━━ Excerpted data
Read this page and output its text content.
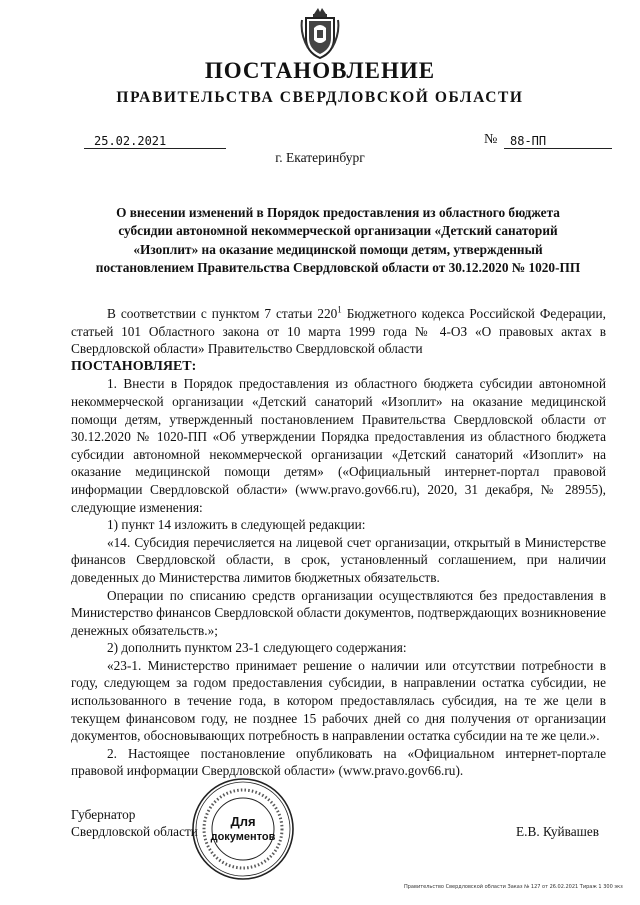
ПОСТАНОВЛЕНИЕ
ПРАВИТЕЛЬСТВА СВЕРДЛОВСКОЙ ОБЛАСТИ
25.02.2021	№	88-ПП
г. Екатеринбург
О внесении изменений в Порядок предоставления из областного бюджета
субсидии автономной некоммерческой организации «Детский санаторий
«Изоплит» на оказание медицинской помощи детям, утвержденный
постановлением Правительства Свердловской области от 30.12.2020 № 1020-ПП

В соответствии с пунктом 7 статьи $220^1$ Бюджетного кодекса Российской Федерации, статьей 101 Областного закона от 10 марта 1999 года № 4-ОЗ «О правовых актах в Свердловской области» Правительство Свердловской области

ПОСТАНОВЛЯЕТ:

1. Внести в Порядок предоставления из областного бюджета субсидии автономной некоммерческой организации «Детский санаторий «Изоплит» на оказание медицинской помощи детям, утвержденный постановлением Правительства Свердловской области от 30.12.2020 № 1020-ПП «Об утверждении Порядка предоставления из областного бюджета субсидии автономной некоммерческой организации «Детский санаторий «Изоплит» на оказание медицинской помощи детям» («Официальный интернет-портал правовой информации Свердловской области» (www.pravo.gov66.ru), 2020, 31 декабря, № 28955), следующие изменения:

1) пункт 14 изложить в следующей редакции:

«14. Субсидия перечисляется на лицевой счет организации, открытый в Министерстве финансов Свердловской области, в срок, установленный соглашением, при наличии доведенных до Министерства лимитов бюджетных обязательств.

Операции по списанию средств организации осуществляются без предоставления в Министерство финансов Свердловской области документов, подтверждающих возникновение денежных обязательств.»;

2) дополнить пунктом 23-1 следующего содержания:

«23-1. Министерство принимает решение о наличии или отсутствии потребности в году, следующем за годом предоставления субсидии, в направлении остатка субсидии, не использованного в течение года, в котором предоставлялась субсидия, на те же цели в текущем финансовом году, не позднее 15 рабочих дней со дня получения от организации документов, обосновывающих потребность в направлении остатка субсидии на те же цели.».

2. Настоящее постановление опубликовать на «Официальном интернет-портале правовой информации Свердловской области» (www.pravo.gov66.ru).

Губернатор
Свердловской области	Е.В. Куйвашев
Для
документов
Правительство Свердловской области Заказ № 127 от 26.02.2021 Тираж 1 300 экз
━━━━
§ Exercise brief
Print the entries above exactly, taking out only the pictures.

§ Response
Read this page and output its text content.
ПОСТАНОВЛЕНИЕ
ПРАВИТЕЛЬСТВА СВЕРДЛОВСКОЙ ОБЛАСТИ
25.02.2021	№	88-ПП
г. Екатеринбург
О внесении изменений в Порядок предоставления из областного бюджета
субсидии автономной некоммерческой организации «Детский санаторий
«Изоплит» на оказание медицинской помощи детям, утвержденный
постановлением Правительства Свердловской области от 30.12.2020 № 1020-ПП

В соответствии с пунктом 7 статьи $220^1$ Бюджетного кодекса Российской Федерации, статьей 101 Областного закона от 10 марта 1999 года № 4-ОЗ «О правовых актах в Свердловской области» Правительство Свердловской области

ПОСТАНОВЛЯЕТ:

1. Внести в Порядок предоставления из областного бюджета субсидии автономной некоммерческой организации «Детский санаторий «Изоплит» на оказание медицинской помощи детям, утвержденный постановлением Правительства Свердловской области от 30.12.2020 № 1020-ПП «Об утверждении Порядка предоставления из областного бюджета субсидии автономной некоммерческой организации «Детский санаторий «Изоплит» на оказание медицинской помощи детям» («Официальный интернет-портал правовой информации Свердловской области» (www.pravo.gov66.ru), 2020, 31 декабря, № 28955), следующие изменения:

1) пункт 14 изложить в следующей редакции:

«14. Субсидия перечисляется на лицевой счет организации, открытый в Министерстве финансов Свердловской области, в срок, установленный соглашением, при наличии доведенных до Министерства лимитов бюджетных обязательств.

Операции по списанию средств организации осуществляются без предоставления в Министерство финансов Свердловской области документов, подтверждающих возникновение денежных обязательств.»;

2) дополнить пунктом 23-1 следующего содержания:

«23-1. Министерство принимает решение о наличии или отсутствии потребности в году, следующем за годом предоставления субсидии, в направлении остатка субсидии, не использованного в течение года, в котором предоставлялась субсидия, на те же цели в текущем финансовом году, не позднее 15 рабочих дней со дня получения от организации документов, обосновывающих потребность в направлении остатка субсидии на те же цели.».

2. Настоящее постановление опубликовать на «Официальном интернет-портале правовой информации Свердловской области» (www.pravo.gov66.ru).

Губернатор
Свердловской области	Е.В. Куйвашев
Для
документов
Правительство Свердловской области Заказ № 127 от 26.02.2021 Тираж 1 300 экз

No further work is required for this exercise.